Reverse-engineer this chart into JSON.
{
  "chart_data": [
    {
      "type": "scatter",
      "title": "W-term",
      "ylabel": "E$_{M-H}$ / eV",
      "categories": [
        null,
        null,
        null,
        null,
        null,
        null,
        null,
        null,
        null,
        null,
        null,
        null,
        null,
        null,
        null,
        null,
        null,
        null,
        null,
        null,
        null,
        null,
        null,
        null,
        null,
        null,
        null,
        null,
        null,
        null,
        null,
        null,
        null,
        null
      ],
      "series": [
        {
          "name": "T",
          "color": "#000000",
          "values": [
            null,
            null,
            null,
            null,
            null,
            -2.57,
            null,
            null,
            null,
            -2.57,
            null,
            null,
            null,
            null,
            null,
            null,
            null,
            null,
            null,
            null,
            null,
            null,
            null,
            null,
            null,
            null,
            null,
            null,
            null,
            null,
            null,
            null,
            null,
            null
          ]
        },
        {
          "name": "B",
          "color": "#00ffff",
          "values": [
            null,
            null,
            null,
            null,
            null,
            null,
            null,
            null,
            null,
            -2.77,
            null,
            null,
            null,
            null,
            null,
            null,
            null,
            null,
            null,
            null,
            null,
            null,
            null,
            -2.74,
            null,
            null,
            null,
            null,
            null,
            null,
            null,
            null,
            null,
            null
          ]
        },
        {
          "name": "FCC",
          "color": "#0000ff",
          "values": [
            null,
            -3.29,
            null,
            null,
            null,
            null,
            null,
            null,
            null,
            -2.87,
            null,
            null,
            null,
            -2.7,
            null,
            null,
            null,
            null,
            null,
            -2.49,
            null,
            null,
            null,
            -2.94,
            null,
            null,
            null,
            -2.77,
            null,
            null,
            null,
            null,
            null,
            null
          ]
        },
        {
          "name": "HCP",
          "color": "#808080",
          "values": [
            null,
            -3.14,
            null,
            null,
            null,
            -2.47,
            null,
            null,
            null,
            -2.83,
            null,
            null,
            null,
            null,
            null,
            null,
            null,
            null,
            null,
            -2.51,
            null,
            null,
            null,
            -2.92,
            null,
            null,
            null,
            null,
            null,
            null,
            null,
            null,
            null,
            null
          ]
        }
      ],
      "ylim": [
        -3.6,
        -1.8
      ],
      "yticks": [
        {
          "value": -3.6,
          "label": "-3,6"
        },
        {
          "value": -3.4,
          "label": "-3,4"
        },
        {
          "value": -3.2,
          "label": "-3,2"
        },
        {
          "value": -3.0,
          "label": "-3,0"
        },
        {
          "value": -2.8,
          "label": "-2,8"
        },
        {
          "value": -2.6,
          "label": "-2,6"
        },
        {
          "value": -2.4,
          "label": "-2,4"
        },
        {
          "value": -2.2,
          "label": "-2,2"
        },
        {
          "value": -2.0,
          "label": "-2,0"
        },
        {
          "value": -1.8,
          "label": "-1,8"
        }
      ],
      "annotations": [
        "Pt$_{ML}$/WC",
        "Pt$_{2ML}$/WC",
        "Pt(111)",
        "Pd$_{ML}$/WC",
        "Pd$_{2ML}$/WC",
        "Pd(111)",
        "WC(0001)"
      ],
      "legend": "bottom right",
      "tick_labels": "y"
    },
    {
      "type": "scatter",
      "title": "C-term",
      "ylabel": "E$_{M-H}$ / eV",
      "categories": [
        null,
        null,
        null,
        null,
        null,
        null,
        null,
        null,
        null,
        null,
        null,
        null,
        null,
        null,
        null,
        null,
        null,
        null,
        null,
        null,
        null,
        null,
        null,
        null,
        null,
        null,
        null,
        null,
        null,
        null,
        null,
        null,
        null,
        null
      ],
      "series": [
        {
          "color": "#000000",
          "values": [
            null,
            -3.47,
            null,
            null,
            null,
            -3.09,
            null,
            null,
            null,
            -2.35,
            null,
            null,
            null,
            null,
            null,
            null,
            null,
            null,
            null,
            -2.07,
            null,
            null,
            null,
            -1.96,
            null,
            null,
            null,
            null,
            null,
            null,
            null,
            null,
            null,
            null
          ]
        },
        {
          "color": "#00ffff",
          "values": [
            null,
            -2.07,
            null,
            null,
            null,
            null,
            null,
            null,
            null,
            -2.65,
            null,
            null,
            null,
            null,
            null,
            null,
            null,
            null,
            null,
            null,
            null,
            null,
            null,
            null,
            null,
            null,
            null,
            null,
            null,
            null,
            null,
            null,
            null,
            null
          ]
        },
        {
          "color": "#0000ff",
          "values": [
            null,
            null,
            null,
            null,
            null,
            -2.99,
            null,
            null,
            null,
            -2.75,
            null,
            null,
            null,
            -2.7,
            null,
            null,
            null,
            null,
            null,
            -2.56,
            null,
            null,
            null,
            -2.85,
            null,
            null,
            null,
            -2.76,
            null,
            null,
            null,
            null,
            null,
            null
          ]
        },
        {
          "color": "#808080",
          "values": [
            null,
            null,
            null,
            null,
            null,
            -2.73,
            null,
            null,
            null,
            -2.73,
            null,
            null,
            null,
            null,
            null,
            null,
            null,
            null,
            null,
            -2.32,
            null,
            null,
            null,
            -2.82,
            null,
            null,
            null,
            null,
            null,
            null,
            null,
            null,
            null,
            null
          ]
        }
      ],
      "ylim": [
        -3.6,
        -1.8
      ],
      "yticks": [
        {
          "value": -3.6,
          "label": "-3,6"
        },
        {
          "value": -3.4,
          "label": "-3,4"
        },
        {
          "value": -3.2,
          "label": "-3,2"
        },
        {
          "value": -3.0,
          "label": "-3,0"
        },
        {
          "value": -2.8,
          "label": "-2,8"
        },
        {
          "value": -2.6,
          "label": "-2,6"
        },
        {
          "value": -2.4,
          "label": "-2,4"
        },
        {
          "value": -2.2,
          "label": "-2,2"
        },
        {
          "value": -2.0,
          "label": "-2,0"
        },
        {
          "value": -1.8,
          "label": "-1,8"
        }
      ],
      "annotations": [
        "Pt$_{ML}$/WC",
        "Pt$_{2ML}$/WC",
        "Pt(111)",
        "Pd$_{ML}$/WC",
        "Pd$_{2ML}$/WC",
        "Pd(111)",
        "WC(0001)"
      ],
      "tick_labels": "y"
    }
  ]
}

● ● ●

Required work
Output all preceding records character for character.

The response
Reverse-engineer this chart into JSON.
{
  "chart_data": [
    {
      "type": "scatter",
      "title": "W-term",
      "ylabel": "E$_{M-H}$ / eV",
      "categories": [
        null,
        null,
        null,
        null,
        null,
        null,
        null,
        null,
        null,
        null,
        null,
        null,
        null,
        null,
        null,
        null,
        null,
        null,
        null,
        null,
        null,
        null,
        null,
        null,
        null,
        null,
        null,
        null,
        null,
        null,
        null,
        null,
        null,
        null
      ],
      "series": [
        {
          "name": "T",
          "color": "#000000",
          "values": [
            null,
            null,
            null,
            null,
            null,
            -2.57,
            null,
            null,
            null,
            -2.57,
            null,
            null,
            null,
            null,
            null,
            null,
            null,
            null,
            null,
            null,
            null,
            null,
            null,
            null,
            null,
            null,
            null,
            null,
            null,
            null,
            null,
            null,
            null,
            null
          ]
        },
        {
          "name": "B",
          "color": "#00ffff",
          "values": [
            null,
            null,
            null,
            null,
            null,
            null,
            null,
            null,
            null,
            -2.77,
            null,
            null,
            null,
            null,
            null,
            null,
            null,
            null,
            null,
            null,
            null,
            null,
            null,
            -2.74,
            null,
            null,
            null,
            null,
            null,
            null,
            null,
            null,
            null,
            null
          ]
        },
        {
          "name": "FCC",
          "color": "#0000ff",
          "values": [
            null,
            -3.29,
            null,
            null,
            null,
            null,
            null,
            null,
            null,
            -2.87,
            null,
            null,
            null,
            -2.7,
            null,
            null,
            null,
            null,
            null,
            -2.49,
            null,
            null,
            null,
            -2.94,
            null,
            null,
            null,
            -2.77,
            null,
            null,
            null,
            null,
            null,
            null
          ]
        },
        {
          "name": "HCP",
          "color": "#808080",
          "values": [
            null,
            -3.14,
            null,
            null,
            null,
            -2.47,
            null,
            null,
            null,
            -2.83,
            null,
            null,
            null,
            null,
            null,
            null,
            null,
            null,
            null,
            -2.51,
            null,
            null,
            null,
            -2.92,
            null,
            null,
            null,
            null,
            null,
            null,
            null,
            null,
            null,
            null
          ]
        }
      ],
      "ylim": [
        -3.6,
        -1.8
      ],
      "yticks": [
        {
          "value": -3.6,
          "label": "-3,6"
        },
        {
          "value": -3.4,
          "label": "-3,4"
        },
        {
          "value": -3.2,
          "label": "-3,2"
        },
        {
          "value": -3.0,
          "label": "-3,0"
        },
        {
          "value": -2.8,
          "label": "-2,8"
        },
        {
          "value": -2.6,
          "label": "-2,6"
        },
        {
          "value": -2.4,
          "label": "-2,4"
        },
        {
          "value": -2.2,
          "label": "-2,2"
        },
        {
          "value": -2.0,
          "label": "-2,0"
        },
        {
          "value": -1.8,
          "label": "-1,8"
        }
      ],
      "annotations": [
        "Pt$_{ML}$/WC",
        "Pt$_{2ML}$/WC",
        "Pt(111)",
        "Pd$_{ML}$/WC",
        "Pd$_{2ML}$/WC",
        "Pd(111)",
        "WC(0001)"
      ],
      "legend": "bottom right",
      "tick_labels": "y"
    },
    {
      "type": "scatter",
      "title": "C-term",
      "ylabel": "E$_{M-H}$ / eV",
      "categories": [
        null,
        null,
        null,
        null,
        null,
        null,
        null,
        null,
        null,
        null,
        null,
        null,
        null,
        null,
        null,
        null,
        null,
        null,
        null,
        null,
        null,
        null,
        null,
        null,
        null,
        null,
        null,
        null,
        null,
        null,
        null,
        null,
        null,
        null
      ],
      "series": [
        {
          "color": "#000000",
          "values": [
            null,
            -3.47,
            null,
            null,
            null,
            -3.09,
            null,
            null,
            null,
            -2.35,
            null,
            null,
            null,
            null,
            null,
            null,
            null,
            null,
            null,
            -2.07,
            null,
            null,
            null,
            -1.96,
            null,
            null,
            null,
            null,
            null,
            null,
            null,
            null,
            null,
            null
          ]
        },
        {
          "color": "#00ffff",
          "values": [
            null,
            -2.07,
            null,
            null,
            null,
            null,
            null,
            null,
            null,
            -2.65,
            null,
            null,
            null,
            null,
            null,
            null,
            null,
            null,
            null,
            null,
            null,
            null,
            null,
            null,
            null,
            null,
            null,
            null,
            null,
            null,
            null,
            null,
            null,
            null
          ]
        },
        {
          "color": "#0000ff",
          "values": [
            null,
            null,
            null,
            null,
            null,
            -2.99,
            null,
            null,
            null,
            -2.75,
            null,
            null,
            null,
            -2.7,
            null,
            null,
            null,
            null,
            null,
            -2.56,
            null,
            null,
            null,
            -2.85,
            null,
            null,
            null,
            -2.76,
            null,
            null,
            null,
            null,
            null,
            null
          ]
        },
        {
          "color": "#808080",
          "values": [
            null,
            null,
            null,
            null,
            null,
            -2.73,
            null,
            null,
            null,
            -2.73,
            null,
            null,
            null,
            null,
            null,
            null,
            null,
            null,
            null,
            -2.32,
            null,
            null,
            null,
            -2.82,
            null,
            null,
            null,
            null,
            null,
            null,
            null,
            null,
            null,
            null
          ]
        }
      ],
      "ylim": [
        -3.6,
        -1.8
      ],
      "yticks": [
        {
          "value": -3.6,
          "label": "-3,6"
        },
        {
          "value": -3.4,
          "label": "-3,4"
        },
        {
          "value": -3.2,
          "label": "-3,2"
        },
        {
          "value": -3.0,
          "label": "-3,0"
        },
        {
          "value": -2.8,
          "label": "-2,8"
        },
        {
          "value": -2.6,
          "label": "-2,6"
        },
        {
          "value": -2.4,
          "label": "-2,4"
        },
        {
          "value": -2.2,
          "label": "-2,2"
        },
        {
          "value": -2.0,
          "label": "-2,0"
        },
        {
          "value": -1.8,
          "label": "-1,8"
        }
      ],
      "annotations": [
        "Pt$_{ML}$/WC",
        "Pt$_{2ML}$/WC",
        "Pt(111)",
        "Pd$_{ML}$/WC",
        "Pd$_{2ML}$/WC",
        "Pd(111)",
        "WC(0001)"
      ],
      "tick_labels": "y"
    }
  ]
}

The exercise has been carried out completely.